The task: Return every entry exactly as written.

Records to process:

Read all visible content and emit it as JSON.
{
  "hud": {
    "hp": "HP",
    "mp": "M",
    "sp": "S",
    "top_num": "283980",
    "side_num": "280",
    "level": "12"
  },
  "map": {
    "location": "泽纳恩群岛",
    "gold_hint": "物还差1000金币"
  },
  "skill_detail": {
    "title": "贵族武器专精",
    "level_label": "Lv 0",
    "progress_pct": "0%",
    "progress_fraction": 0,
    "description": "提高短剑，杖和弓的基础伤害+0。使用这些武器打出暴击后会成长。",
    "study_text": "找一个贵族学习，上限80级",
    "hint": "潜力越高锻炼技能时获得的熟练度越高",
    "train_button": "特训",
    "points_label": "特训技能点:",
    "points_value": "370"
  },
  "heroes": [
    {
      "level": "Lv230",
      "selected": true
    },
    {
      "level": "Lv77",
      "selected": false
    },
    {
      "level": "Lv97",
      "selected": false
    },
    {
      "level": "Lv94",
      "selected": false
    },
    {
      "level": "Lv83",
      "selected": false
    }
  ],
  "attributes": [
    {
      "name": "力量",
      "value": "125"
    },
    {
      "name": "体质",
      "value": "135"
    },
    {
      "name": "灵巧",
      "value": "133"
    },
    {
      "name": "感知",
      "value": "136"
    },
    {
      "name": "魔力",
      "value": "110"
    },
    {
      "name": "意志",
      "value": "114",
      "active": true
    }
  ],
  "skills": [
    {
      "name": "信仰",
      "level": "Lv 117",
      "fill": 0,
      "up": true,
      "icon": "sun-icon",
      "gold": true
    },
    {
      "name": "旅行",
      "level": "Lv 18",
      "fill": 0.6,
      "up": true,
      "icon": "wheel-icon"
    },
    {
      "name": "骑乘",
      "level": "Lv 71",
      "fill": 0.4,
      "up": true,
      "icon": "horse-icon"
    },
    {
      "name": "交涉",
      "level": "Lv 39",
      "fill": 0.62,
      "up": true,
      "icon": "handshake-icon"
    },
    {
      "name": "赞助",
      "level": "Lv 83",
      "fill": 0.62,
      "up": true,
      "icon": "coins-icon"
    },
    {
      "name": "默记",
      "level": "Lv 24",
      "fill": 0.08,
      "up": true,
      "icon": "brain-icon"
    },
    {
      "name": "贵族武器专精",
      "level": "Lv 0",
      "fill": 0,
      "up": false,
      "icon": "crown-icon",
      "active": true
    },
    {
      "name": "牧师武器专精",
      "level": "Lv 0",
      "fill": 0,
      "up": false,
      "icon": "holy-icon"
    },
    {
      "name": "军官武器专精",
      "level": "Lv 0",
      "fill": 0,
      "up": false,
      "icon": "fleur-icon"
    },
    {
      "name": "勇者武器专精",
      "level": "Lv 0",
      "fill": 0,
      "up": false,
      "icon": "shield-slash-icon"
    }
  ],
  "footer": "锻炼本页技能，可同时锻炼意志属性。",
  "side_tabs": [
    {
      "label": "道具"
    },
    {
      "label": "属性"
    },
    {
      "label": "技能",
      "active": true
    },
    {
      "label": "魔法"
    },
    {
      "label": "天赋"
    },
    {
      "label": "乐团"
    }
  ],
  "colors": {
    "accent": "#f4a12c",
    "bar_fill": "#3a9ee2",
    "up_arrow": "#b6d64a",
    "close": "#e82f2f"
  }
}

Full response:
Read all visible content and emit it as JSON.
{
  "hud": {
    "hp": "HP",
    "mp": "M",
    "sp": "S",
    "top_num": "283980",
    "side_num": "280",
    "level": "12"
  },
  "map": {
    "location": "泽纳恩群岛",
    "gold_hint": "物还差1000金币"
  },
  "skill_detail": {
    "title": "贵族武器专精",
    "level_label": "Lv 0",
    "progress_pct": "0%",
    "progress_fraction": 0,
    "description": "提高短剑，杖和弓的基础伤害+0。使用这些武器打出暴击后会成长。",
    "study_text": "找一个贵族学习，上限80级",
    "hint": "潜力越高锻炼技能时获得的熟练度越高",
    "train_button": "特训",
    "points_label": "特训技能点:",
    "points_value": "370"
  },
  "heroes": [
    {
      "level": "Lv230",
      "selected": true
    },
    {
      "level": "Lv77",
      "selected": false
    },
    {
      "level": "Lv97",
      "selected": false
    },
    {
      "level": "Lv94",
      "selected": false
    },
    {
      "level": "Lv83",
      "selected": false
    }
  ],
  "attributes": [
    {
      "name": "力量",
      "value": "125"
    },
    {
      "name": "体质",
      "value": "135"
    },
    {
      "name": "灵巧",
      "value": "133"
    },
    {
      "name": "感知",
      "value": "136"
    },
    {
      "name": "魔力",
      "value": "110"
    },
    {
      "name": "意志",
      "value": "114",
      "active": true
    }
  ],
  "skills": [
    {
      "name": "信仰",
      "level": "Lv 117",
      "fill": 0,
      "up": true,
      "icon": "sun-icon",
      "gold": true
    },
    {
      "name": "旅行",
      "level": "Lv 18",
      "fill": 0.6,
      "up": true,
      "icon": "wheel-icon"
    },
    {
      "name": "骑乘",
      "level": "Lv 71",
      "fill": 0.4,
      "up": true,
      "icon": "horse-icon"
    },
    {
      "name": "交涉",
      "level": "Lv 39",
      "fill": 0.62,
      "up": true,
      "icon": "handshake-icon"
    },
    {
      "name": "赞助",
      "level": "Lv 83",
      "fill": 0.62,
      "up": true,
      "icon": "coins-icon"
    },
    {
      "name": "默记",
      "level": "Lv 24",
      "fill": 0.08,
      "up": true,
      "icon": "brain-icon"
    },
    {
      "name": "贵族武器专精",
      "level": "Lv 0",
      "fill": 0,
      "up": false,
      "icon": "crown-icon",
      "active": true
    },
    {
      "name": "牧师武器专精",
      "level": "Lv 0",
      "fill": 0,
      "up": false,
      "icon": "holy-icon"
    },
    {
      "name": "军官武器专精",
      "level": "Lv 0",
      "fill": 0,
      "up": false,
      "icon": "fleur-icon"
    },
    {
      "name": "勇者武器专精",
      "level": "Lv 0",
      "fill": 0,
      "up": false,
      "icon": "shield-slash-icon"
    }
  ],
  "footer": "锻炼本页技能，可同时锻炼意志属性。",
  "side_tabs": [
    {
      "label": "道具"
    },
    {
      "label": "属性"
    },
    {
      "label": "技能",
      "active": true
    },
    {
      "label": "魔法"
    },
    {
      "label": "天赋"
    },
    {
      "label": "乐团"
    }
  ],
  "colors": {
    "accent": "#f4a12c",
    "bar_fill": "#3a9ee2",
    "up_arrow": "#b6d64a",
    "close": "#e82f2f"
  }
}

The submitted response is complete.